**WHAT THIS TASK INVOLVES:** How many of the lines that follow contain the word "Особенности"? Give only the number.

**DATA FOR THIS TASK:**
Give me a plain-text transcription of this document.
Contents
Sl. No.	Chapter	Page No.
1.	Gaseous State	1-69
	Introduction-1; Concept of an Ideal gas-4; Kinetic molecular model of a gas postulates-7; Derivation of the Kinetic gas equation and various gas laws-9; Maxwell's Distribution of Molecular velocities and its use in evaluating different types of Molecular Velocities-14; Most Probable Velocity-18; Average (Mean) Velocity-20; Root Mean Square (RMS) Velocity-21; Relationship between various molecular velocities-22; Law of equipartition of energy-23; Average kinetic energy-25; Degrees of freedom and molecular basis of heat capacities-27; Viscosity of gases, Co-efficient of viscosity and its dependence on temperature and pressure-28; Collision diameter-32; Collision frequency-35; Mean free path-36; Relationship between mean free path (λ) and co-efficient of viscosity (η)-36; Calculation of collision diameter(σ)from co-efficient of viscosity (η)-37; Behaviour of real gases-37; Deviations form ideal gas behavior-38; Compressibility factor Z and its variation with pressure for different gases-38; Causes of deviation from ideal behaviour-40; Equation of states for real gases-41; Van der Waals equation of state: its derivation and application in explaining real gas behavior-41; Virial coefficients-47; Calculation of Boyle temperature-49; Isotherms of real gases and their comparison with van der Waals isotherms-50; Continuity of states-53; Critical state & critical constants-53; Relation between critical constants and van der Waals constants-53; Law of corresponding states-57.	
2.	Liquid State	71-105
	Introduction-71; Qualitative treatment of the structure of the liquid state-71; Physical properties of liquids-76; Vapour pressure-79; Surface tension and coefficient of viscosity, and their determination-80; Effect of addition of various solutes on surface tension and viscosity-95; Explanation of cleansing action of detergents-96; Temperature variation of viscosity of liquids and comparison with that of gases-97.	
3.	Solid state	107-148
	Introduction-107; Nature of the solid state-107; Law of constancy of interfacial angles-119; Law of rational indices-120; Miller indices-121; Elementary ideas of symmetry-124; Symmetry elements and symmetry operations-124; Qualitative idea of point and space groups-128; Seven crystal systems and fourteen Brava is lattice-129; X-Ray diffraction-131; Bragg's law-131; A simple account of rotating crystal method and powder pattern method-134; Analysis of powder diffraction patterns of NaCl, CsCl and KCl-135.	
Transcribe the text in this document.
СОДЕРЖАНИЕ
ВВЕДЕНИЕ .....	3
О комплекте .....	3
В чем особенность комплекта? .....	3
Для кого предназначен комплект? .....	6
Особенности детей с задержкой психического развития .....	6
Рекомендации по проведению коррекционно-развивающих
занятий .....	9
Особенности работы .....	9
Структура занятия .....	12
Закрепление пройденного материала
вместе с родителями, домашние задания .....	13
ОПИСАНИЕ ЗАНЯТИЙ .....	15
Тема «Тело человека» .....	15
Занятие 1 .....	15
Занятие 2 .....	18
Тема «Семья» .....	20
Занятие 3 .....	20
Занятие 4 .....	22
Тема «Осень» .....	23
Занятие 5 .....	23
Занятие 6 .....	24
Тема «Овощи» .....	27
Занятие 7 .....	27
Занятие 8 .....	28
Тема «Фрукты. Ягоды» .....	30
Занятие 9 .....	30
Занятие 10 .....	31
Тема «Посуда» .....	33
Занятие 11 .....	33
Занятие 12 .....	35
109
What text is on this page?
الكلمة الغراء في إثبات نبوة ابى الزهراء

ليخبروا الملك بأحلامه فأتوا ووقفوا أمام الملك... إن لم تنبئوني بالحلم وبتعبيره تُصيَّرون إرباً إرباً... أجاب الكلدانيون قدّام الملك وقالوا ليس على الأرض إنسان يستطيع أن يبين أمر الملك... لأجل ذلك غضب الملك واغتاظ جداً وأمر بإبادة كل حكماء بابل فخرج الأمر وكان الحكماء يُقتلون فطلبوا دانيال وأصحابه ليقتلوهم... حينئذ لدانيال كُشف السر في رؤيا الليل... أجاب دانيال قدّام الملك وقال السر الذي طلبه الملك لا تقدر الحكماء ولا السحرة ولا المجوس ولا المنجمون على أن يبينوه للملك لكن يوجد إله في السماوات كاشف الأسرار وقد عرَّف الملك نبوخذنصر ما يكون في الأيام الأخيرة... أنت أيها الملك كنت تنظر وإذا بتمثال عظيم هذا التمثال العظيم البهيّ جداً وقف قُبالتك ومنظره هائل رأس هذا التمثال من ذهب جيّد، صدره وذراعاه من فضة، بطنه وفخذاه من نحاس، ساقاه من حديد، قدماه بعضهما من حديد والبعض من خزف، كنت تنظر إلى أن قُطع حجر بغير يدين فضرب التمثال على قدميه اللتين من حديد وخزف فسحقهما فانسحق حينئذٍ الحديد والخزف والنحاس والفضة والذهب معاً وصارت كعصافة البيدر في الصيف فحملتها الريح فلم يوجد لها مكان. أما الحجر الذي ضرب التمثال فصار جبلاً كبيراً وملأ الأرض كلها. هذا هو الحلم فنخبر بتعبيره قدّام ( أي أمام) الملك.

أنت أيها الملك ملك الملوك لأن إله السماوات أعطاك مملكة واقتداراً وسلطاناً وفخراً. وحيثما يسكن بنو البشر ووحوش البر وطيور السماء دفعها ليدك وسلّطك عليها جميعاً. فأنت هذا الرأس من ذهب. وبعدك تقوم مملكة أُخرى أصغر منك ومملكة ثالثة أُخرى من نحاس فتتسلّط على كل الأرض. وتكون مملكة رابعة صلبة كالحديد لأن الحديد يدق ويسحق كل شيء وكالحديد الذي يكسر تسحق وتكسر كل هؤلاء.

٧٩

**REPLY:** 2